__Exercise objective__: Give only the number of lines that contain the word "designers".

__Items__:
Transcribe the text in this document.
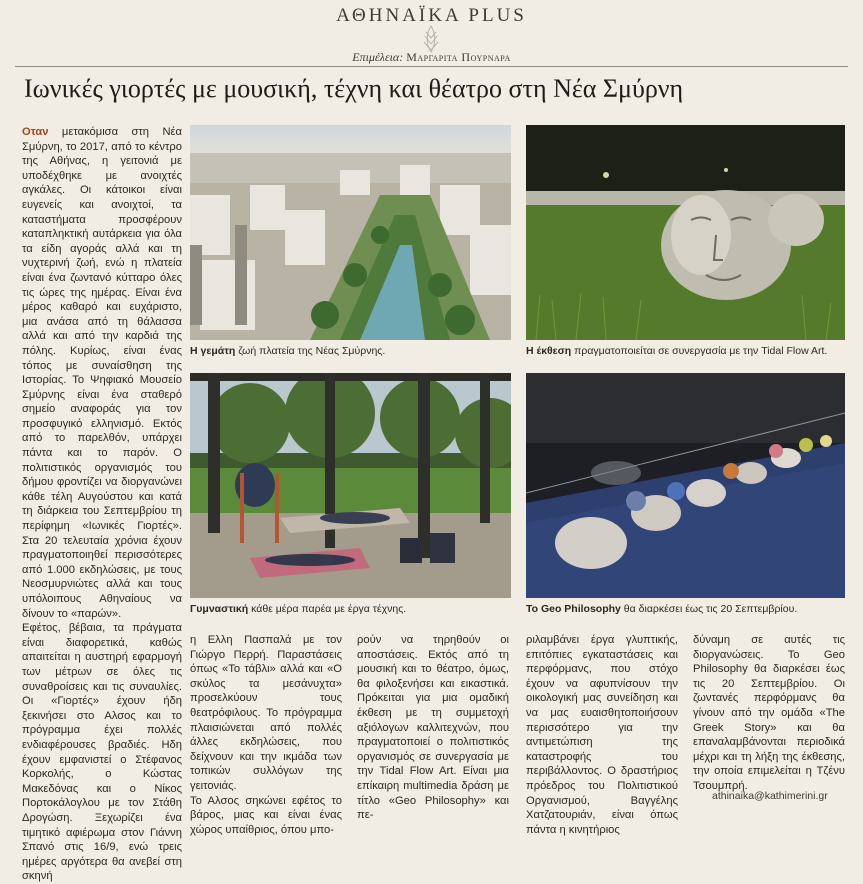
ΑΘΗΝΑΪΚΑ PLUS
Επιμέλεια: Μαργαριτα Πουρναρα
Ιωνικές γιορτές με μουσική, τέχνη και θέατρο στη Νέα Σμύρνη
Οταν μετακόμισα στη Νέα Σμύρνη, το 2017, από το κέντρο της Αθήνας, η γειτονιά με υποδέχθηκε με ανοιχτές αγκάλες. Οι κάτοικοι είναι ευγενείς και ανοιχτοί, τα καταστήματα προσφέρουν καταπληκτική αυτάρκεια για όλα τα είδη αγοράς αλλά και τη νυχτερινή ζωή, ενώ η πλατεία είναι ένα ζωντανό κύτταρο όλες τις ώρες της ημέρας. Είναι ένα μέρος καθαρό και ευχάριστο, μια ανάσα από τη θάλασσα αλλά και από την καρδιά της πόλης. Κυρίως, είναι ένας τόπος με συναίσθηση της Ιστορίας. Το Ψηφιακό Μουσείο Σμύρνης είναι ένα σταθερό σημείο αναφοράς για τον προσφυγικό ελληνισμό. Εκτός από το παρελθόν, υπάρχει πάντα και το παρόν. Ο πολιτιστικός οργανισμός του δήμου φροντίζει να διοργανώνει κάθε τέλη Αυγούστου και κατά τη διάρκεια του Σεπτεμβρίου τη περίφημη «Ιωνικές Γιορτές». Στα 20 τελευταία χρόνια έχουν πραγματοποιηθεί περισσότερες από 1.000 εκδηλώσεις, με τους Νεοσμυρνιώτες αλλά και τους υπόλοιπους Αθηναίους να δίνουν το «παρών».
Εφέτος, βέβαια, τα πράγματα είναι διαφορετικά, καθώς απαιτείται η αυστηρή εφαρμογή των μέτρων σε όλες τις συναθροίσεις και τις συναυλίες. Οι «Γιορτές» έχουν ήδη ξεκινήσει στο Αλσος και το πρόγραμμα έχει πολλές ενδιαφέρουσες βραδιές. Ηδη έχουν εμφανιστεί ο Στέφανος Κορκολής, ο Κώστας Μακεδόνας και ο Νίκος Πορτοκάλογλου με τον Στάθη Δρογώση. Ξεχωρίζει ένα τιμητικό αφιέρωμα στον Γιάννη Σπανό στις 16/9, ενώ τρεις ημέρες αργότερα θα ανεβεί στη σκηνή
Η γεμάτη ζωή πλατεία της Νέας Σμύρνης.	Η έκθεση πραγματοποιείται σε συνεργασία με την Tidal Flow Art.
Γυμναστική κάθε μέρα παρέα με έργα τέχνης.	Το Geo Philosophy θα διαρκέσει έως τις 20 Σεπτεμβρίου.
η Ελλη Πασπαλά με τον Γιώργο Περρή. Παραστάσεις όπως «Το τάβλι» αλλά και «Ο σκύλος τα μεσάνυχτα» προσελκύουν τους θεατρόφιλους. Το πρόγραμμα πλαισιώνεται από πολλές άλλες εκδηλώσεις, που δείχνουν και την ικμάδα των τοπικών συλλόγων της γειτονιάς.
Το Αλσος σηκώνει εφέτος το βάρος, μιας και είναι ένας χώρος υπαίθριος, όπου μπο-
ρούν να τηρηθούν οι αποστάσεις. Εκτός από τη μουσική και το θέατρο, όμως, θα φιλοξενήσει και εικαστικά. Πρόκειται για μια ομαδική έκθεση με τη συμμετοχή αξιόλογων καλλιτεχνών, που πραγματοποιεί ο πολιτιστικός οργανισμός σε συνεργασία με την Tidal Flow Art. Είναι μια επίκαιρη multimedia δράση με τίτλο «Geo Philosophy» και πε-
ριλαμβάνει έργα γλυπτικής, επιτόπιες εγκαταστάσεις και περφόρμανς, που στόχο έχουν να αφυπνίσουν την οικολογική μας συνείδηση και να μας ευαισθητοποιήσουν περισσότερο για την αντιμετώπιση της καταστροφής του περιβάλλοντος. Ο δραστήριος πρόεδρος του Πολιτιστικού Οργανισμού, Βαγγέλης Χατζατουριάν, είναι όπως πάντα η κινητήριος
δύναμη σε αυτές τις διοργανώσεις. Το Geo Philosophy θα διαρκέσει έως τις 20 Σεπτεμβρίου. Οι ζωντανές περφόρμανς θα γίνουν από την ομάδα «The Greek Story» και θα επαναλαμβάνονται περιοδικά μέχρι και τη λήξη της έκθεσης, την οποία επιμελείται η Τζένυ Τσουμπρή.
athinaika@kathimerini.gr
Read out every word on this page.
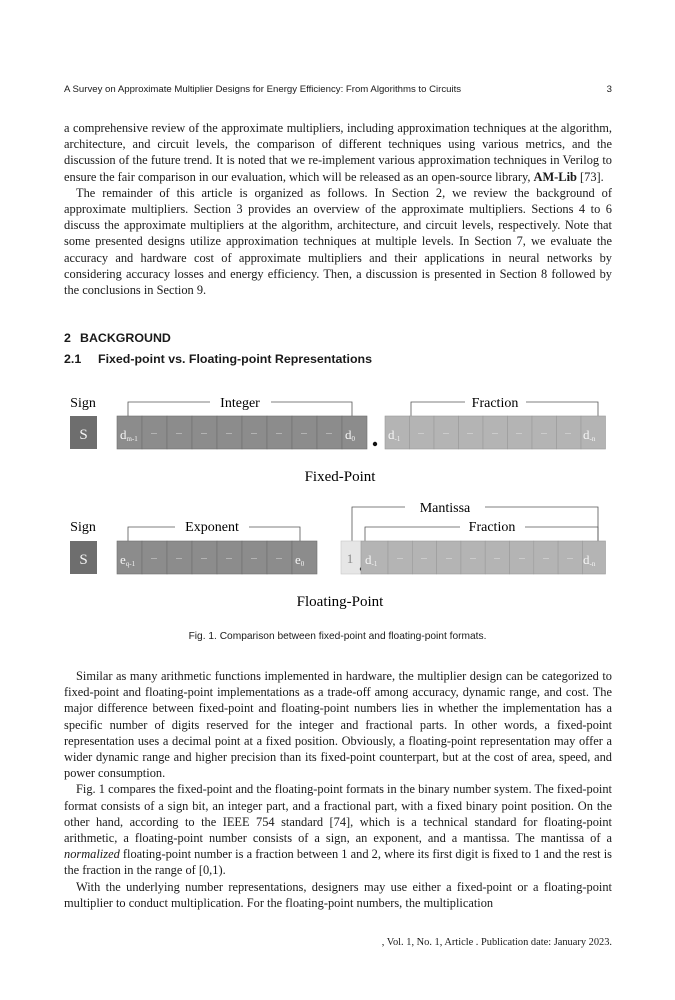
A Survey on Approximate Multiplier Designs for Energy Efficiency: From Algorithms to Circuits	3

a comprehensive review of the approximate multipliers, including approximation techniques at the algorithm, architecture, and circuit levels, the comparison of different techniques using various metrics, and the discussion of the future trend. It is noted that we re-implement various approximation techniques in Verilog to ensure the fair comparison in our evaluation, which will be released as an open-source library, AM-Lib [73].

The remainder of this article is organized as follows. In Section 2, we review the background of approximate multipliers. Section 3 provides an overview of the approximate multipliers. Sections 4 to 6 discuss the approximate multipliers at the algorithm, architecture, and circuit levels, respectively. Note that some presented designs utilize approximation techniques at multiple levels. In Section 7, we evaluate the accuracy and hardware cost of approximate multipliers and their applications in neural networks by considering accuracy losses and energy efficiency. Then, a discussion is presented in Section 8 followed by the conclusions in Section 9.

2 BACKGROUND
2.1 Fixed-point vs. Floating-point Representations
Sign	Integer	Fraction
S dm-1
... ... ... ... ... ... ... ... d0	d-1
... ... ... ... ... ... ... d-n
Fixed-Point
Mantissa
Sign	Exponent	Fraction
S eq-1
... ... ... ... ... ... e0	1 d-1
... ... ... ... ... ... ... ... d-n
Floating-Point
Fig. 1. Comparison between fixed-point and floating-point formats.

Similar as many arithmetic functions implemented in hardware, the multiplier design can be categorized to fixed-point and floating-point implementations as a trade-off among accuracy, dynamic range, and cost. The major difference between fixed-point and floating-point numbers lies in whether the implementation has a specific number of digits reserved for the integer and fractional parts. In other words, a fixed-point representation uses a decimal point at a fixed position. Obviously, a floating-point representation may offer a wider dynamic range and higher precision than its fixed-point counterpart, but at the cost of area, speed, and power consumption.

Fig. 1 compares the fixed-point and the floating-point formats in the binary number system. The fixed-point format consists of a sign bit, an integer part, and a fractional part, with a fixed binary point position. On the other hand, according to the IEEE 754 standard [74], which is a technical standard for floating-point arithmetic, a floating-point number consists of a sign, an exponent, and a mantissa. The mantissa of a normalized floating-point number is a fraction between 1 and 2, where its first digit is fixed to 1 and the rest is the fraction in the range of [0,1).

With the underlying number representations, designers may use either a fixed-point or a floating-point multiplier to conduct multiplication. For the floating-point numbers, the multiplication

, Vol. 1, No. 1, Article . Publication date: January 2023.
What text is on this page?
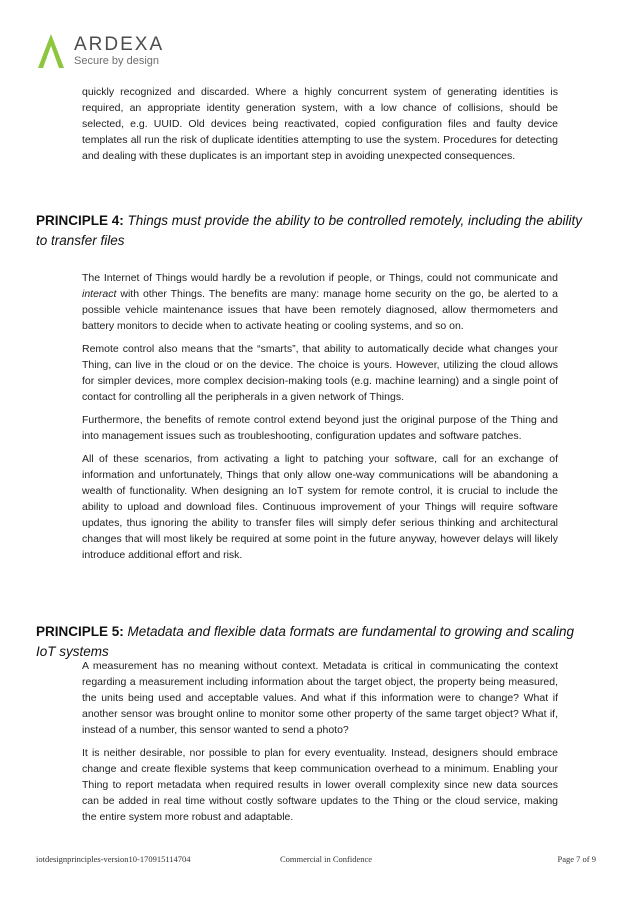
ARDEXA
Secure by design

quickly recognized and discarded. Where a highly concurrent system of generating identities is required, an appropriate identity generation system, with a low chance of collisions, should be selected, e.g. UUID. Old devices being reactivated, copied configuration files and faulty device templates all run the risk of duplicate identities attempting to use the system. Procedures for detecting and dealing with these duplicates is an important step in avoiding unexpected consequences.

PRINCIPLE 4: Things must provide the ability to be controlled remotely, including the ability to transfer files

The Internet of Things would hardly be a revolution if people, or Things, could not communicate and interact with other Things. The benefits are many: manage home security on the go, be alerted to a possible vehicle maintenance issues that have been remotely diagnosed, allow thermometers and battery monitors to decide when to activate heating or cooling systems, and so on.

Remote control also means that the “smarts”, that ability to automatically decide what changes your Thing, can live in the cloud or on the device. The choice is yours. However, utilizing the cloud allows for simpler devices, more complex decision-making tools (e.g. machine learning) and a single point of contact for controlling all the peripherals in a given network of Things.

Furthermore, the benefits of remote control extend beyond just the original purpose of the Thing and into management issues such as troubleshooting, configuration updates and software patches.

All of these scenarios, from activating a light to patching your software, call for an exchange of information and unfortunately, Things that only allow one-way communications will be abandoning a wealth of functionality. When designing an IoT system for remote control, it is crucial to include the ability to upload and download files. Continuous improvement of your Things will require software updates, thus ignoring the ability to transfer files will simply defer serious thinking and architectural changes that will most likely be required at some point in the future anyway, however delays will likely introduce additional effort and risk.

PRINCIPLE 5: Metadata and flexible data formats are fundamental to growing and scaling IoT systems

A measurement has no meaning without context. Metadata is critical in communicating the context regarding a measurement including information about the target object, the property being measured, the units being used and acceptable values. And what if this information were to change? What if another sensor was brought online to monitor some other property of the same target object? What if, instead of a number, this sensor wanted to send a photo?

It is neither desirable, nor possible to plan for every eventuality. Instead, designers should embrace change and create flexible systems that keep communication overhead to a minimum. Enabling your Thing to report metadata when required results in lower overall complexity since new data sources can be added in real time without costly software updates to the Thing or the cloud service, making the entire system more robust and adaptable.

iotdesignprinciples-version10-170915114704	Commercial in Confidence	Page 7 of 9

__Correct output__: 2